--- Begin Provided data ---
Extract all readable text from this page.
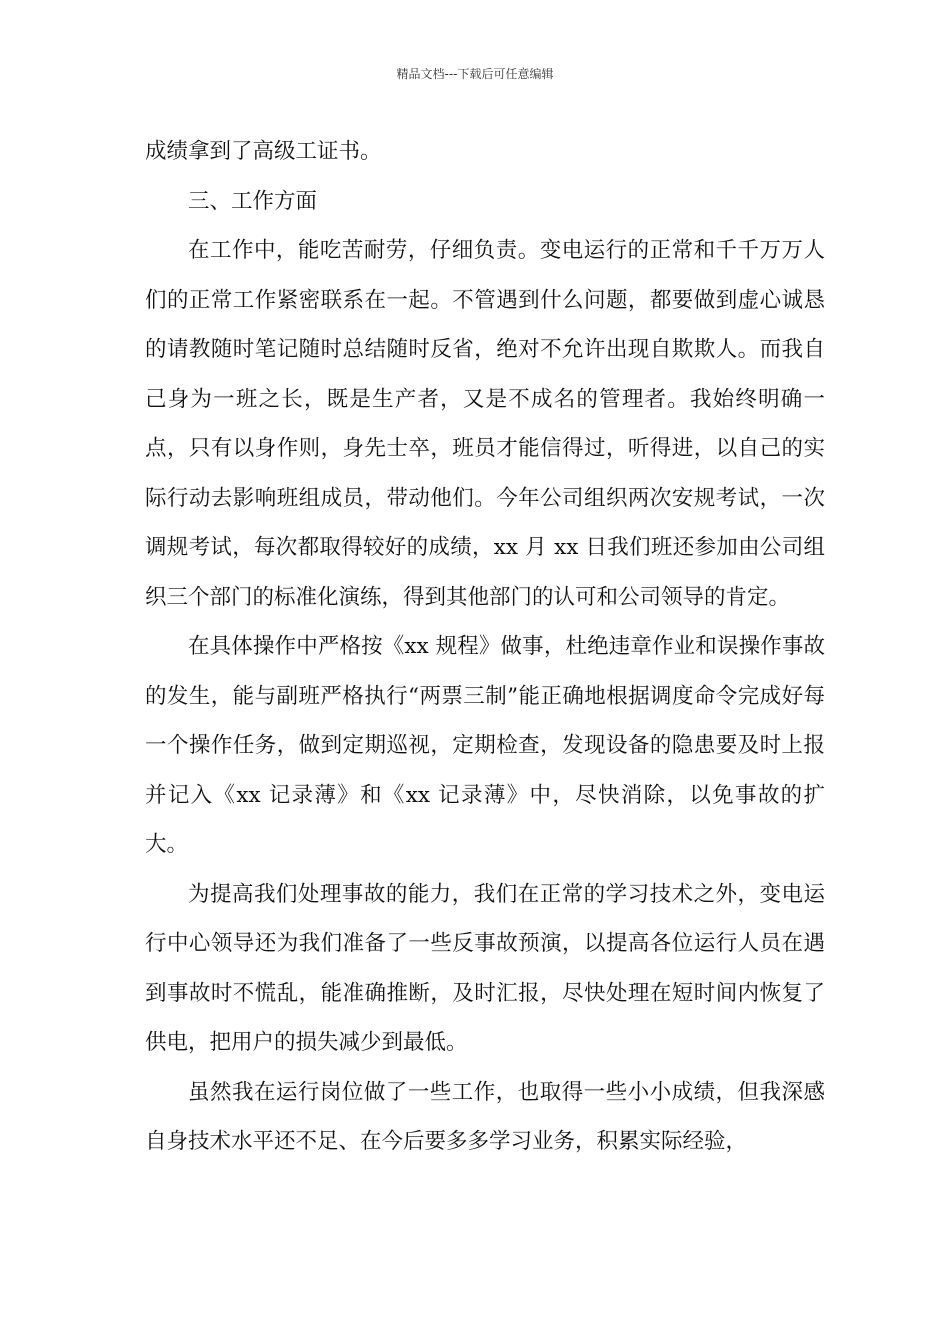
精品文档---下载后可任意编辑

成绩拿到了高级工证书。

三、工作方面

在工作中，能吃苦耐劳，仔细负责。变电运行的正常和千千万万人们的正常工作紧密联系在一起。不管遇到什么问题，都要做到虚心诚恳的请教随时笔记随时总结随时反省，绝对不允许出现自欺欺人。而我自己身为一班之长，既是生产者，又是不成名的管理者。我始终明确一点，只有以身作则，身先士卒，班员才能信得过，听得进，以自己的实际行动去影响班组成员，带动他们。今年公司组织两次安规考试，一次调规考试，每次都取得较好的成绩，xx 月 xx 日我们班还参加由公司组织三个部门的标准化演练，得到其他部门的认可和公司领导的肯定。

在具体操作中严格按《xx 规程》做事，杜绝违章作业和误操作事故的发生，能与副班严格执行“两票三制”能正确地根据调度命令完成好每一个操作任务，做到定期巡视，定期检查，发现设备的隐患要及时上报并记入《xx 记录薄》和《xx 记录薄》中，尽快消除，以免事故的扩大。

为提高我们处理事故的能力，我们在正常的学习技术之外，变电运行中心领导还为我们准备了一些反事故预演，以提高各位运行人员在遇到事故时不慌乱，能准确推断，及时汇报，尽快处理在短时间内恢复了供电，把用户的损失减少到最低。

虽然我在运行岗位做了一些工作，也取得一些小小成绩，但我深感自身技术水平还不足、在今后要多多学习业务，积累实际经验，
--- End Provided data ---
[What the task asks]: Without including the pictures, return each record above exactly as it stands.

[Answer for this exercise]:
Extract all readable text from this page.
精品文档---下载后可任意编辑

成绩拿到了高级工证书。

三、工作方面

在工作中，能吃苦耐劳，仔细负责。变电运行的正常和千千万万人们的正常工作紧密联系在一起。不管遇到什么问题，都要做到虚心诚恳的请教随时笔记随时总结随时反省，绝对不允许出现自欺欺人。而我自己身为一班之长，既是生产者，又是不成名的管理者。我始终明确一点，只有以身作则，身先士卒，班员才能信得过，听得进，以自己的实际行动去影响班组成员，带动他们。今年公司组织两次安规考试，一次调规考试，每次都取得较好的成绩，xx 月 xx 日我们班还参加由公司组织三个部门的标准化演练，得到其他部门的认可和公司领导的肯定。

在具体操作中严格按《xx 规程》做事，杜绝违章作业和误操作事故的发生，能与副班严格执行“两票三制”能正确地根据调度命令完成好每一个操作任务，做到定期巡视，定期检查，发现设备的隐患要及时上报并记入《xx 记录薄》和《xx 记录薄》中，尽快消除，以免事故的扩大。

为提高我们处理事故的能力，我们在正常的学习技术之外，变电运行中心领导还为我们准备了一些反事故预演，以提高各位运行人员在遇到事故时不慌乱，能准确推断，及时汇报，尽快处理在短时间内恢复了供电，把用户的损失减少到最低。

虽然我在运行岗位做了一些工作，也取得一些小小成绩，但我深感自身技术水平还不足、在今后要多多学习业务，积累实际经验，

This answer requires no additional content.